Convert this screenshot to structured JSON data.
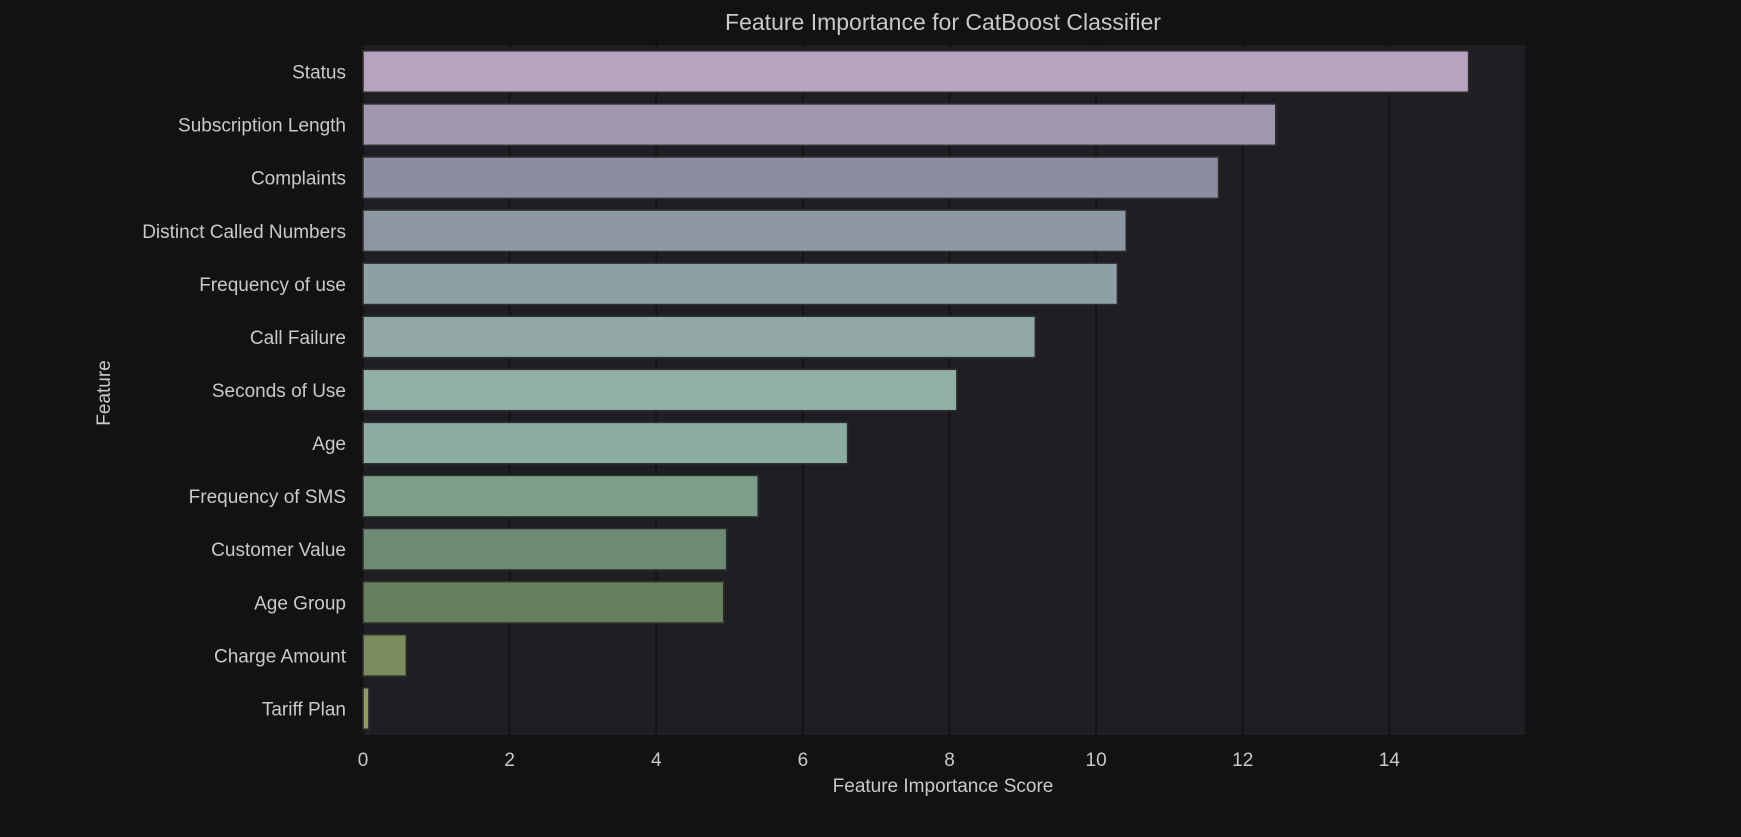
{
  "chart_data": {
    "type": "bar",
    "orientation": "horizontal",
    "title": "Feature Importance for CatBoost Classifier",
    "xlabel": "Feature Importance Score",
    "ylabel": "Feature",
    "xlim": [
      0,
      15.85
    ],
    "xticks": [
      0,
      2,
      4,
      6,
      8,
      10,
      12,
      14
    ],
    "grid": "vertical",
    "categories": [
      "Status",
      "Subscription Length",
      "Complaints",
      "Distinct Called Numbers",
      "Frequency of use",
      "Call Failure",
      "Seconds of Use",
      "Age",
      "Frequency of SMS",
      "Customer Value",
      "Age Group",
      "Charge Amount",
      "Tariff Plan"
    ],
    "values": [
      15.08,
      12.45,
      11.67,
      10.41,
      10.29,
      9.17,
      8.1,
      6.61,
      5.39,
      4.96,
      4.92,
      0.59,
      0.08
    ],
    "colors": [
      "#b5a3c0",
      "#a097ae",
      "#8b8da0",
      "#8d98a4",
      "#8ea0a6",
      "#92a8a6",
      "#8fafa7",
      "#8aada0",
      "#7e9d8a",
      "#6f8b73",
      "#657f5c",
      "#7b8d5d",
      "#8d9a60"
    ]
  }
}
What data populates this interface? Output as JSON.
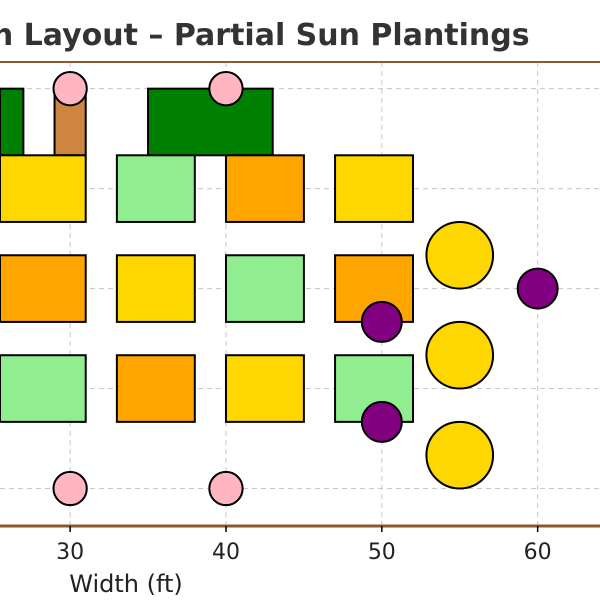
{
  "chart_data": {
    "type": "scatter",
    "title": "Garden Layout – Partial Sun Plantings",
    "xlabel": "Width (ft)",
    "ylabel": "",
    "xlim": [
      25.5,
      64
    ],
    "ylim": [
      -0.25,
      27.6
    ],
    "x_ticks": [
      30,
      40,
      50,
      60
    ],
    "x_tick_labels": [
      "30",
      "40",
      "50",
      "60"
    ],
    "grid": true,
    "grid_y": [
      2,
      8,
      14,
      20,
      26
    ],
    "beds": [
      {
        "x": 25.5,
        "y": 22,
        "w": 1.5,
        "h": 4,
        "color": "#008000"
      },
      {
        "x": 29,
        "y": 22,
        "w": 2,
        "h": 4,
        "color": "#CD853F"
      },
      {
        "x": 35,
        "y": 22,
        "w": 8,
        "h": 4,
        "color": "#008000"
      },
      {
        "x": 25.5,
        "y": 18,
        "w": 5.5,
        "h": 4,
        "color": "#FFD700"
      },
      {
        "x": 33,
        "y": 18,
        "w": 5,
        "h": 4,
        "color": "#90EE90"
      },
      {
        "x": 40,
        "y": 18,
        "w": 5,
        "h": 4,
        "color": "#FFA500"
      },
      {
        "x": 47,
        "y": 18,
        "w": 5,
        "h": 4,
        "color": "#FFD700"
      },
      {
        "x": 25.5,
        "y": 12,
        "w": 5.5,
        "h": 4,
        "color": "#FFA500"
      },
      {
        "x": 33,
        "y": 12,
        "w": 5,
        "h": 4,
        "color": "#FFD700"
      },
      {
        "x": 40,
        "y": 12,
        "w": 5,
        "h": 4,
        "color": "#90EE90"
      },
      {
        "x": 47,
        "y": 12,
        "w": 5,
        "h": 4,
        "color": "#FFA500"
      },
      {
        "x": 25.5,
        "y": 6,
        "w": 5.5,
        "h": 4,
        "color": "#90EE90"
      },
      {
        "x": 33,
        "y": 6,
        "w": 5,
        "h": 4,
        "color": "#FFA500"
      },
      {
        "x": 40,
        "y": 6,
        "w": 5,
        "h": 4,
        "color": "#FFD700"
      },
      {
        "x": 47,
        "y": 6,
        "w": 5,
        "h": 4,
        "color": "#90EE90"
      }
    ],
    "plants": [
      {
        "x": 30,
        "y": 26,
        "r": 1.0,
        "color": "#FFB6C1"
      },
      {
        "x": 40,
        "y": 26,
        "r": 1.0,
        "color": "#FFB6C1"
      },
      {
        "x": 30,
        "y": 2,
        "r": 1.0,
        "color": "#FFB6C1"
      },
      {
        "x": 40,
        "y": 2,
        "r": 1.0,
        "color": "#FFB6C1"
      },
      {
        "x": 50,
        "y": 12,
        "r": 1.2,
        "color": "#800080"
      },
      {
        "x": 50,
        "y": 6,
        "r": 1.2,
        "color": "#800080"
      },
      {
        "x": 60,
        "y": 14,
        "r": 1.2,
        "color": "#800080"
      },
      {
        "x": 55,
        "y": 16,
        "r": 2.0,
        "color": "#FFD700"
      },
      {
        "x": 55,
        "y": 10,
        "r": 2.0,
        "color": "#FFD700"
      },
      {
        "x": 55,
        "y": 4,
        "r": 2.0,
        "color": "#FFD700"
      }
    ]
  },
  "colors": {
    "frame": "#8B5A2B",
    "grid": "#c8c8c8",
    "outline": "#000000"
  }
}
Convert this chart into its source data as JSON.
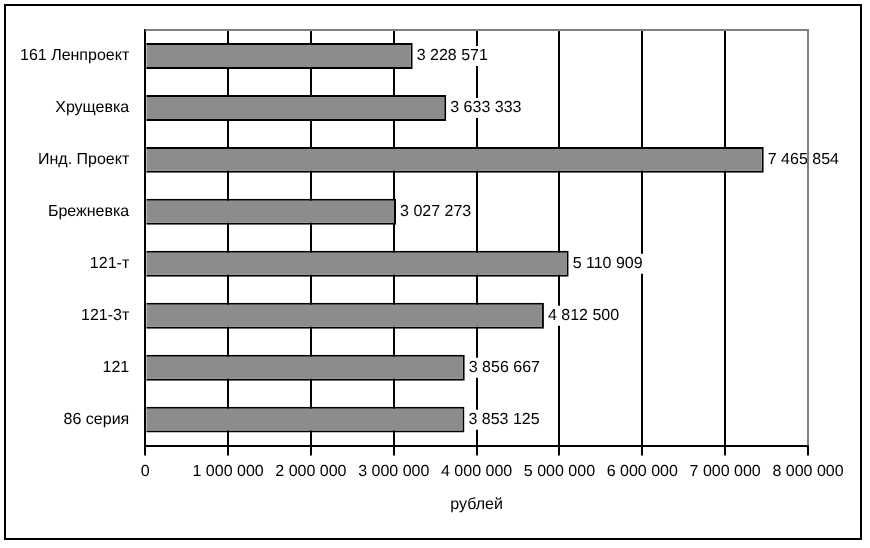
{
  "chart_data": {
    "type": "bar",
    "orientation": "horizontal",
    "xlabel": "рублей",
    "categories": [
      "161 Ленпроект",
      "Хрущевка",
      "Инд. Проект",
      "Брежневка",
      "121-т",
      "121-3т",
      "121",
      "86 серия"
    ],
    "values": [
      3228571,
      3633333,
      7465854,
      3027273,
      5110909,
      4812500,
      3856667,
      3853125
    ],
    "value_labels": [
      "3 228 571",
      "3 633 333",
      "7 465 854",
      "3 027 273",
      "5 110 909",
      "4 812 500",
      "3 856 667",
      "3 853 125"
    ],
    "color": "#8c8c8c",
    "xlim": [
      0,
      8000000
    ],
    "xticks": [
      0,
      {
        "value": 1000000,
        "label": "1 000 000"
      },
      {
        "value": 2000000,
        "label": "2 000 000"
      },
      {
        "value": 3000000,
        "label": "3 000 000"
      },
      {
        "value": 4000000,
        "label": "4 000 000"
      },
      {
        "value": 5000000,
        "label": "5 000 000"
      },
      {
        "value": 6000000,
        "label": "6 000 000"
      },
      {
        "value": 7000000,
        "label": "7 000 000"
      },
      {
        "value": 8000000,
        "label": "8 000 000"
      }
    ],
    "grid": "x",
    "legend": false
  }
}
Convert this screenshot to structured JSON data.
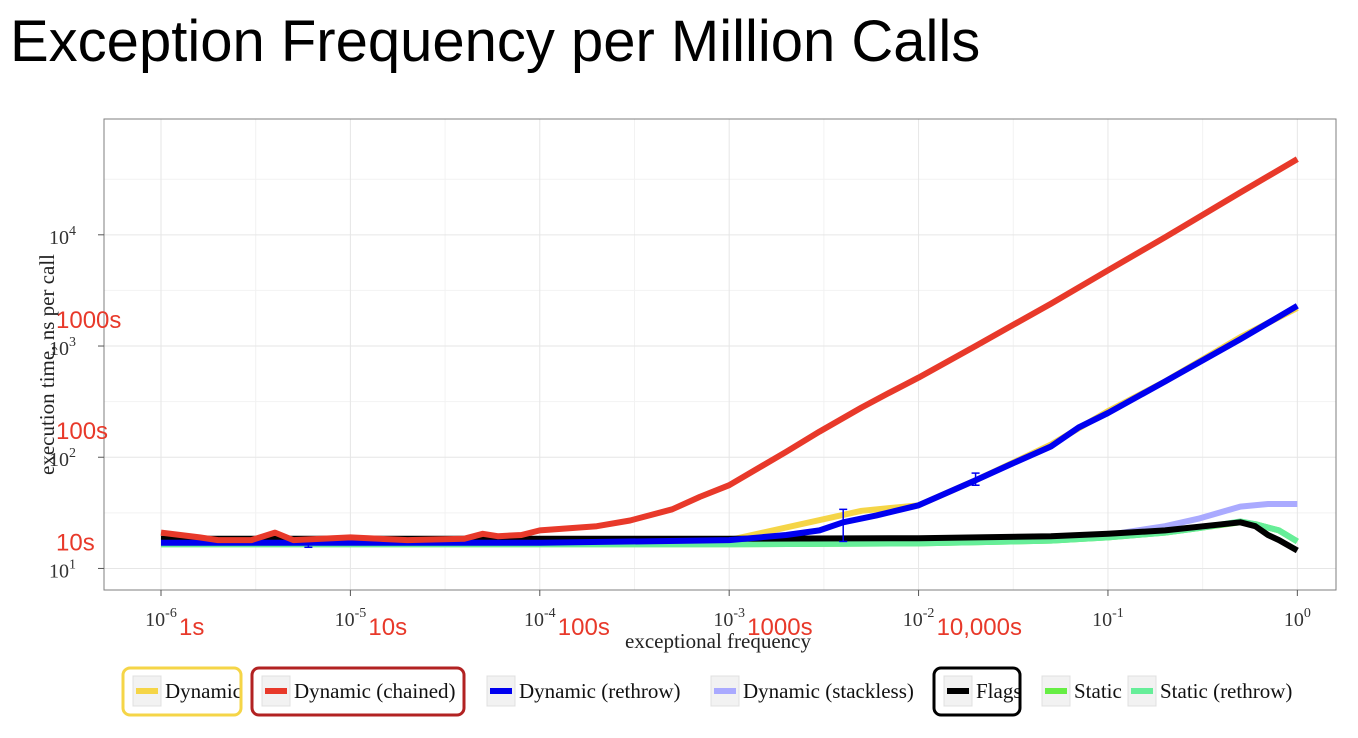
{
  "title": "Exception Frequency per Million Calls",
  "chart_data": {
    "type": "line",
    "title": "Exception Frequency per Million Calls",
    "xlabel": "exceptional frequency",
    "ylabel": "execution time, ns per call",
    "x_scale": "log",
    "y_scale": "log",
    "xlim": [
      5e-07,
      1.6
    ],
    "ylim": [
      6.4,
      110000
    ],
    "grid": true,
    "legend_position": "bottom",
    "x_ticks": [
      {
        "value": 1e-06,
        "base": "10",
        "exp": "-6"
      },
      {
        "value": 1e-05,
        "base": "10",
        "exp": "-5"
      },
      {
        "value": 0.0001,
        "base": "10",
        "exp": "-4"
      },
      {
        "value": 0.001,
        "base": "10",
        "exp": "-3"
      },
      {
        "value": 0.01,
        "base": "10",
        "exp": "-2"
      },
      {
        "value": 0.1,
        "base": "10",
        "exp": "-1"
      },
      {
        "value": 1,
        "base": "10",
        "exp": "0"
      }
    ],
    "y_ticks": [
      {
        "value": 10,
        "base": "10",
        "exp": "1"
      },
      {
        "value": 100,
        "base": "10",
        "exp": "2"
      },
      {
        "value": 1000,
        "base": "10",
        "exp": "3"
      },
      {
        "value": 10000,
        "base": "10",
        "exp": "4"
      }
    ],
    "annotations": {
      "color": "#e8392a",
      "x_axis": [
        {
          "text": "1s",
          "x": 1e-06
        },
        {
          "text": "10s",
          "x": 1e-05
        },
        {
          "text": "100s",
          "x": 0.0001
        },
        {
          "text": "1000s",
          "x": 0.001
        },
        {
          "text": "10,000s",
          "x": 0.01
        }
      ],
      "y_axis": [
        {
          "text": "1000s",
          "y": 1000
        },
        {
          "text": "100s",
          "y": 100
        },
        {
          "text": "10s",
          "y": 10
        }
      ]
    },
    "series": [
      {
        "name": "Dynamic",
        "color": "#f5d547",
        "legend_highlight": "#f5d547",
        "x": [
          1e-06,
          1e-05,
          0.0001,
          0.001,
          0.005,
          0.01,
          0.02,
          0.05,
          0.1,
          0.2,
          0.5,
          1.0
        ],
        "y": [
          17,
          17,
          17,
          18,
          33,
          37,
          62,
          130,
          260,
          480,
          1200,
          2200
        ]
      },
      {
        "name": "Dynamic (chained)",
        "color": "#e8392a",
        "legend_highlight": "#b22222",
        "x": [
          1e-06,
          1.6e-06,
          2e-06,
          3e-06,
          4e-06,
          5e-06,
          1e-05,
          2e-05,
          4e-05,
          5e-05,
          6e-05,
          8e-05,
          0.0001,
          0.0002,
          0.0003,
          0.0005,
          0.0007,
          0.001,
          0.002,
          0.003,
          0.005,
          0.007,
          0.01,
          0.02,
          0.05,
          0.1,
          0.2,
          0.5,
          1.0
        ],
        "y": [
          21,
          19,
          18,
          18,
          21,
          18,
          19,
          18,
          18.5,
          20.5,
          19.5,
          20,
          22,
          24,
          27,
          34,
          44,
          56,
          112,
          170,
          280,
          380,
          520,
          1000,
          2400,
          4800,
          9500,
          24000,
          48000
        ]
      },
      {
        "name": "Dynamic (rethrow)",
        "color": "#0000f0",
        "x": [
          1e-06,
          1e-05,
          0.0001,
          0.001,
          0.002,
          0.003,
          0.004,
          0.006,
          0.01,
          0.02,
          0.03,
          0.05,
          0.07,
          0.1,
          0.2,
          0.5,
          1.0
        ],
        "y": [
          17,
          17,
          17,
          18,
          20,
          22,
          26,
          30,
          37,
          62,
          85,
          125,
          185,
          250,
          480,
          1150,
          2300
        ],
        "error_bars": [
          {
            "x": 6e-06,
            "low": 15.5,
            "high": 17.5
          },
          {
            "x": 0.004,
            "low": 17.5,
            "high": 34
          },
          {
            "x": 0.02,
            "low": 56,
            "high": 72
          }
        ]
      },
      {
        "name": "Dynamic (stackless)",
        "color": "#aaaaff",
        "x": [
          1e-06,
          0.001,
          0.01,
          0.05,
          0.1,
          0.2,
          0.3,
          0.5,
          0.7,
          1.0
        ],
        "y": [
          17,
          17,
          17,
          18,
          20,
          24,
          28,
          36,
          38,
          38
        ]
      },
      {
        "name": "Flags",
        "color": "#000000",
        "legend_highlight": "#000000",
        "x": [
          1e-06,
          0.0001,
          0.001,
          0.01,
          0.05,
          0.1,
          0.2,
          0.5,
          0.6,
          0.7,
          0.8,
          1.0
        ],
        "y": [
          18.5,
          18.5,
          18.5,
          18.7,
          19.5,
          20.5,
          22,
          26,
          24,
          20,
          18,
          14.5
        ]
      },
      {
        "name": "Static",
        "color": "#66ee44",
        "x": [
          1e-06,
          0.001,
          0.01,
          0.05,
          0.1,
          0.2,
          0.3,
          0.5,
          0.6,
          0.8,
          1.0
        ],
        "y": [
          16.5,
          16.5,
          16.8,
          17.8,
          19,
          21,
          23,
          26,
          25,
          22,
          17.5
        ]
      },
      {
        "name": "Static (rethrow)",
        "color": "#66ee99",
        "x": [
          1e-06,
          0.001,
          0.01,
          0.05,
          0.1,
          0.2,
          0.3,
          0.5,
          0.6,
          0.8,
          1.0
        ],
        "y": [
          16.5,
          16.5,
          16.8,
          17.8,
          19,
          21,
          23,
          26.5,
          25,
          22,
          17.5
        ]
      }
    ]
  }
}
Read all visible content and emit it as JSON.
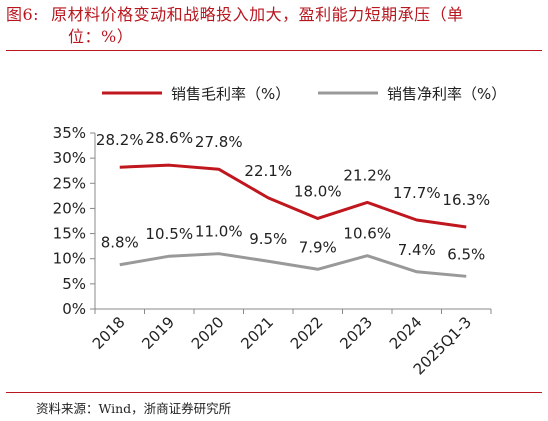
{
  "header": {
    "figure_number": "图6:",
    "title_line1": "原材料价格变动和战略投入加大，盈利能力短期承压（单",
    "title_line2": "位：%）"
  },
  "footer": {
    "source": "资料来源：Wind，浙商证券研究所"
  },
  "colors": {
    "accent": "#b8171f",
    "gross_margin": "#c0161e",
    "net_margin": "#999999"
  },
  "chart_data": {
    "type": "line",
    "categories": [
      "2018",
      "2019",
      "2020",
      "2021",
      "2022",
      "2023",
      "2024",
      "2025Q1-3"
    ],
    "yticks": [
      "0%",
      "5%",
      "10%",
      "15%",
      "20%",
      "25%",
      "30%",
      "35%"
    ],
    "ylim": [
      0,
      35
    ],
    "grid": false,
    "legend_position": "top",
    "series": [
      {
        "name": "销售毛利率（%）",
        "values": [
          28.2,
          28.6,
          27.8,
          22.1,
          18.0,
          21.2,
          17.7,
          16.3
        ],
        "labels": [
          "28.2%",
          "28.6%",
          "27.8%",
          "22.1%",
          "18.0%",
          "21.2%",
          "17.7%",
          "16.3%"
        ]
      },
      {
        "name": "销售净利率（%）",
        "values": [
          8.8,
          10.5,
          11.0,
          9.5,
          7.9,
          10.6,
          7.4,
          6.5
        ],
        "labels": [
          "8.8%",
          "10.5%",
          "11.0%",
          "9.5%",
          "7.9%",
          "10.6%",
          "7.4%",
          "6.5%"
        ]
      }
    ]
  }
}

+ + + + +

Say how many lines of the data hold the string "this". Reply with the number alone.

4